WORK TO DO:
Rewrite the material from its first line through the line containing "indicator-label: MACD —", renaming every "candle-body" to "candlestick-body" and leaving everything else unaltered.

____ RAW DATA

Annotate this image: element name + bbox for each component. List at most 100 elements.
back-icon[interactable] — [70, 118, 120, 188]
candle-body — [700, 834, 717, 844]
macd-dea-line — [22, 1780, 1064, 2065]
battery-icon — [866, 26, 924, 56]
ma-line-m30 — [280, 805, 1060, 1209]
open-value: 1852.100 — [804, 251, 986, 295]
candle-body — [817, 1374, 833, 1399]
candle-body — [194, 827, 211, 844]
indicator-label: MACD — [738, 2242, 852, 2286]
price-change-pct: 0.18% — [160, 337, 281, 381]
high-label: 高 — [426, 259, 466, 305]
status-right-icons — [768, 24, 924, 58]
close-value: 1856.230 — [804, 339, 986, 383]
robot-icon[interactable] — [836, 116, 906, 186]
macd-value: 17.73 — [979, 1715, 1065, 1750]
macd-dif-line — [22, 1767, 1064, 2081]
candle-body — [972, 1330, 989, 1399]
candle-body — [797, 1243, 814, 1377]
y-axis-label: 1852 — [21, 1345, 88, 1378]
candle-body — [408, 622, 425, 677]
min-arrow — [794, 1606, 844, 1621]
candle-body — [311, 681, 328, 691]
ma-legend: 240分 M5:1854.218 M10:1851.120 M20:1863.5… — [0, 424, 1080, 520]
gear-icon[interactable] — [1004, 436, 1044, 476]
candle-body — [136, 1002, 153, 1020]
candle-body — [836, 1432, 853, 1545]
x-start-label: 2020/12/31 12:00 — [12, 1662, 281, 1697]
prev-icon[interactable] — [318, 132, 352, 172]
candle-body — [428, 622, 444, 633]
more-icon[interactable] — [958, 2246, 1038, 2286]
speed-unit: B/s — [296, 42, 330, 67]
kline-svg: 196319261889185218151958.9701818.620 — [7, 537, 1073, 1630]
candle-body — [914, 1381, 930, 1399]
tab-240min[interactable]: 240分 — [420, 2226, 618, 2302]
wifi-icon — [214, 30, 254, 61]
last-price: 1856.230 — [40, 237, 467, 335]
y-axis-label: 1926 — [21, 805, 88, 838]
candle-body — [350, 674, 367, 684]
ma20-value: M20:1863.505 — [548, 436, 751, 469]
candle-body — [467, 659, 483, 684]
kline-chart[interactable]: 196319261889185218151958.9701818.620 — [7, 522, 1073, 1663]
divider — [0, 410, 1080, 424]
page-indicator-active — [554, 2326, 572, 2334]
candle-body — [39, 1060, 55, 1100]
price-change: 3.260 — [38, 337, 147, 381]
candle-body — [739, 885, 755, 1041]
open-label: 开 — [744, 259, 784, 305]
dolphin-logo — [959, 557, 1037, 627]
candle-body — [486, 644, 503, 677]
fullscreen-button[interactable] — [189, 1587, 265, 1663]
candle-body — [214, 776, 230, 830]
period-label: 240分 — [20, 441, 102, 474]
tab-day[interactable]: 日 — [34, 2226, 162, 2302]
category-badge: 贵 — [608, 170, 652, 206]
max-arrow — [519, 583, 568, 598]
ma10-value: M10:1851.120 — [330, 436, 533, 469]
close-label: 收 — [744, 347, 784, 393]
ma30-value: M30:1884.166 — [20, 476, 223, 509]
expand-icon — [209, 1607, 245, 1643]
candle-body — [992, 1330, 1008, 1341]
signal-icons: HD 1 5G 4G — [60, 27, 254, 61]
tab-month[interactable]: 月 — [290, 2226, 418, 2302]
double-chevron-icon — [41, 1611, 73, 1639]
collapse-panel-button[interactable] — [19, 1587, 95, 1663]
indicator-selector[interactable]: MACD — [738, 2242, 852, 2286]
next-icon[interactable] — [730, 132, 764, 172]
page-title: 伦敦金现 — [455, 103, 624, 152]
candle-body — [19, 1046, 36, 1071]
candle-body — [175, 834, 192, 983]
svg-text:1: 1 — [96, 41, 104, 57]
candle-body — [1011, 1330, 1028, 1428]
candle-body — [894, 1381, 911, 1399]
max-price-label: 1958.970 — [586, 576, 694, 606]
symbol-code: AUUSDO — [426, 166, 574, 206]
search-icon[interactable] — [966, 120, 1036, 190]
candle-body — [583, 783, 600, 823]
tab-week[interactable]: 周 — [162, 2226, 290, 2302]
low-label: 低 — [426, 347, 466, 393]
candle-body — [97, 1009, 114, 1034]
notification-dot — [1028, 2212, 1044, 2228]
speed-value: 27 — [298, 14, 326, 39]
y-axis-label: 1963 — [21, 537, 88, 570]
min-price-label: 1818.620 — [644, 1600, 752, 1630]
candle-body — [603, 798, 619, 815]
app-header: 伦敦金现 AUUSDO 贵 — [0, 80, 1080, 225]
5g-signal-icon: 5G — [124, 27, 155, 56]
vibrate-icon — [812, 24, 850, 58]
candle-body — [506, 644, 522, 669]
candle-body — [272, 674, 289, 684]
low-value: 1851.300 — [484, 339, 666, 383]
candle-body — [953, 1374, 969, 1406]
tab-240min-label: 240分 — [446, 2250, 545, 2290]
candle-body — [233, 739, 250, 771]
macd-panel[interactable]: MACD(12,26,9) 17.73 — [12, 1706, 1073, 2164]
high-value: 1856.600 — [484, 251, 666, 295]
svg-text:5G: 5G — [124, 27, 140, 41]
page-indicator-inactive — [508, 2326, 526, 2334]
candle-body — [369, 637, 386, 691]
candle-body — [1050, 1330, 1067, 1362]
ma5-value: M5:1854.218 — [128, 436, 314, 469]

________

THE ANSWER:
Annotate this image: element name + bbox for each component. List at most 100 elements.
back-icon[interactable] — [70, 118, 120, 188]
candlestick-body — [700, 834, 717, 844]
macd-dea-line — [22, 1780, 1064, 2065]
battery-icon — [866, 26, 924, 56]
ma-line-m30 — [280, 805, 1060, 1209]
open-value: 1852.100 — [804, 251, 986, 295]
candlestick-body — [817, 1374, 833, 1399]
candlestick-body — [194, 827, 211, 844]
indicator-label: MACD — [738, 2242, 852, 2286]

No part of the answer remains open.